Collected data entries:
○ ○ ○
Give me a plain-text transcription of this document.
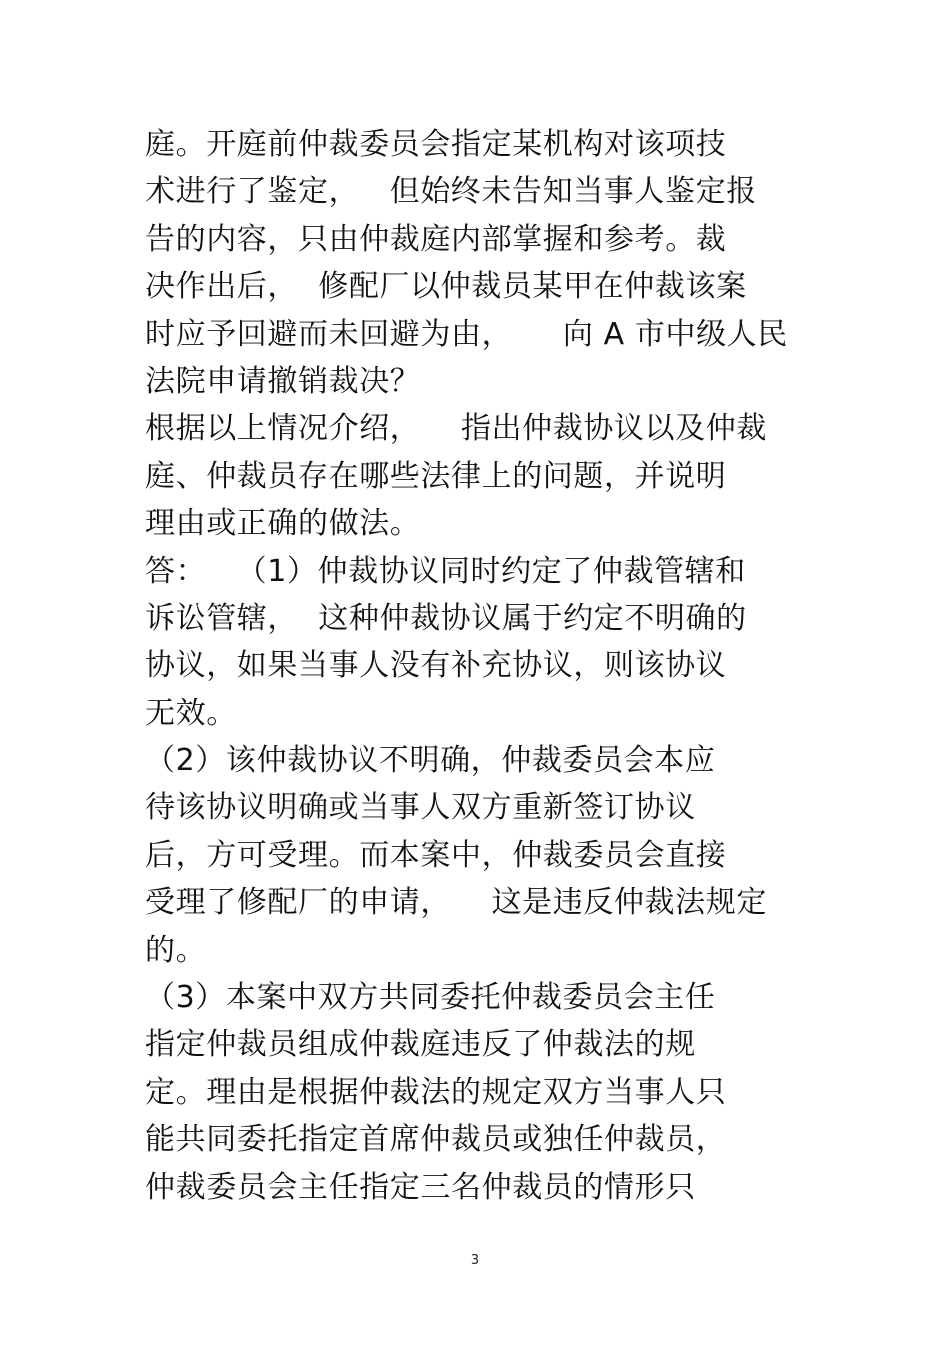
庭。开庭前仲裁委员会指定某机构对该项技
术进行了鉴定，   但始终未告知当事人鉴定报
告的内容，只由仲裁庭内部掌握和参考。裁
决作出后，  修配厂以仲裁员某甲在仲裁该案
时应予回避而未回避为由，     向 A 市中级人民
法院申请撤销裁决？
根据以上情况介绍，    指出仲裁协议以及仲裁
庭、仲裁员存在哪些法律上的问题，并说明
理由或正确的做法。
答：   （1）仲裁协议同时约定了仲裁管辖和
诉讼管辖，  这种仲裁协议属于约定不明确的
协议，如果当事人没有补充协议，则该协议
无效。
（2）该仲裁协议不明确，仲裁委员会本应
待该协议明确或当事人双方重新签订协议
后，方可受理。而本案中，仲裁委员会直接
受理了修配厂的申请，    这是违反仲裁法规定
的。
（3）本案中双方共同委托仲裁委员会主任
指定仲裁员组成仲裁庭违反了仲裁法的规
定。理由是根据仲裁法的规定双方当事人只
能共同委托指定首席仲裁员或独任仲裁员，
仲裁委员会主任指定三名仲裁员的情形只
3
○ ○ ○
Your task is to repeat the material above exactly, without its pictures.

Complete answer:
Give me a plain-text transcription of this document.
庭。开庭前仲裁委员会指定某机构对该项技
术进行了鉴定，   但始终未告知当事人鉴定报
告的内容，只由仲裁庭内部掌握和参考。裁
决作出后，  修配厂以仲裁员某甲在仲裁该案
时应予回避而未回避为由，     向 A 市中级人民
法院申请撤销裁决？
根据以上情况介绍，    指出仲裁协议以及仲裁
庭、仲裁员存在哪些法律上的问题，并说明
理由或正确的做法。
答：   （1）仲裁协议同时约定了仲裁管辖和
诉讼管辖，  这种仲裁协议属于约定不明确的
协议，如果当事人没有补充协议，则该协议
无效。
（2）该仲裁协议不明确，仲裁委员会本应
待该协议明确或当事人双方重新签订协议
后，方可受理。而本案中，仲裁委员会直接
受理了修配厂的申请，    这是违反仲裁法规定
的。
（3）本案中双方共同委托仲裁委员会主任
指定仲裁员组成仲裁庭违反了仲裁法的规
定。理由是根据仲裁法的规定双方当事人只
能共同委托指定首席仲裁员或独任仲裁员，
仲裁委员会主任指定三名仲裁员的情形只
3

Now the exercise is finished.